RECORDS SUPPLIED:
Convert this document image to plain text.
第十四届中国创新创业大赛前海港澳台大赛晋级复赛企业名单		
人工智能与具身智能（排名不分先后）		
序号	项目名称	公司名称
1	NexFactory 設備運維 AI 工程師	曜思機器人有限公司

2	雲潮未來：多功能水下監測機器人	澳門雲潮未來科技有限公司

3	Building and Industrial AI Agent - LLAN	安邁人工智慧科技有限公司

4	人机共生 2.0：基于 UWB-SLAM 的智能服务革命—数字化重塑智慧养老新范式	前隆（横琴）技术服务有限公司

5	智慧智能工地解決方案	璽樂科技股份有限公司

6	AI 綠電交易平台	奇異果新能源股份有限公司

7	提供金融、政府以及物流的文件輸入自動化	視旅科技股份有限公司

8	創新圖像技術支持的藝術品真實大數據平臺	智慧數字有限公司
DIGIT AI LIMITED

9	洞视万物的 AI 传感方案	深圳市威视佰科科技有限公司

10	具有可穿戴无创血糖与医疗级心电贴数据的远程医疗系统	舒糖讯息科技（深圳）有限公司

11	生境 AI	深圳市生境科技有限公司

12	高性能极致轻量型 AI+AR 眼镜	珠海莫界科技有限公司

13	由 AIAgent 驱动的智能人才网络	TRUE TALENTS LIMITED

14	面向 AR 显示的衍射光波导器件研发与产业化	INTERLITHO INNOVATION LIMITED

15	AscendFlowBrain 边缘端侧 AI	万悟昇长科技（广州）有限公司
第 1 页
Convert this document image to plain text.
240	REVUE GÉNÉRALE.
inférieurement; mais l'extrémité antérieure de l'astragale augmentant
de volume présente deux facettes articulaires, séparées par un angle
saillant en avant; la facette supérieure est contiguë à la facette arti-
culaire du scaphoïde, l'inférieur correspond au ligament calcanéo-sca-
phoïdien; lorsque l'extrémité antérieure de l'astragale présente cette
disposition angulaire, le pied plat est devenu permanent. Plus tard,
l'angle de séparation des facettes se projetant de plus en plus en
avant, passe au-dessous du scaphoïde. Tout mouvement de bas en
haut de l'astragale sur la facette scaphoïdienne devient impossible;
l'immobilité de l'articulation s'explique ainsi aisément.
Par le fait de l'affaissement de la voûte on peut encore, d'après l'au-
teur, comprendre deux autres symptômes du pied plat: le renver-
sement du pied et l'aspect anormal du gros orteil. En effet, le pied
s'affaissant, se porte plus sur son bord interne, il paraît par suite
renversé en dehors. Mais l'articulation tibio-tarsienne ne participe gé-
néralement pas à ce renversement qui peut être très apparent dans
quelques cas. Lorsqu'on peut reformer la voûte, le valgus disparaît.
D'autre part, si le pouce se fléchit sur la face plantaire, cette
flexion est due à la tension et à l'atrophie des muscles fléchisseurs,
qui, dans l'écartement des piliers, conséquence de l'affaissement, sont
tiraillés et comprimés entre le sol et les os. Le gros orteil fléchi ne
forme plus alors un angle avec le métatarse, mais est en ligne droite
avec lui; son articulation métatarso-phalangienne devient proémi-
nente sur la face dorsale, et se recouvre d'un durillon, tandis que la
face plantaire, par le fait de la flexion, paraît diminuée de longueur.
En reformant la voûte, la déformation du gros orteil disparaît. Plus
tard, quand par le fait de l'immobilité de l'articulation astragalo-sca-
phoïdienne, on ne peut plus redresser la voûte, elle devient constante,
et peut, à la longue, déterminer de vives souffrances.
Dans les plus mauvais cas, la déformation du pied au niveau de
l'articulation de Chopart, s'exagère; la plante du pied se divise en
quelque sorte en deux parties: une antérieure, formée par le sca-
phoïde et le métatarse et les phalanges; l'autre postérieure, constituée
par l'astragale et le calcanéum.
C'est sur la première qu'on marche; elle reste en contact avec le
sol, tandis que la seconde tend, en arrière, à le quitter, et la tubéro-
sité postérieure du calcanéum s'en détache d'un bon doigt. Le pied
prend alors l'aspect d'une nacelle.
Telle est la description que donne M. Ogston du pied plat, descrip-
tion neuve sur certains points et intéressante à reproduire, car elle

TASK BRIEF: Find the lines containing "alors" and pull them out.

RESPONSE TO THE EXERCISE:
forme plus alors un angle avec le métatarse, mais est en ligne droite
prend alors l'aspect d'une nacelle.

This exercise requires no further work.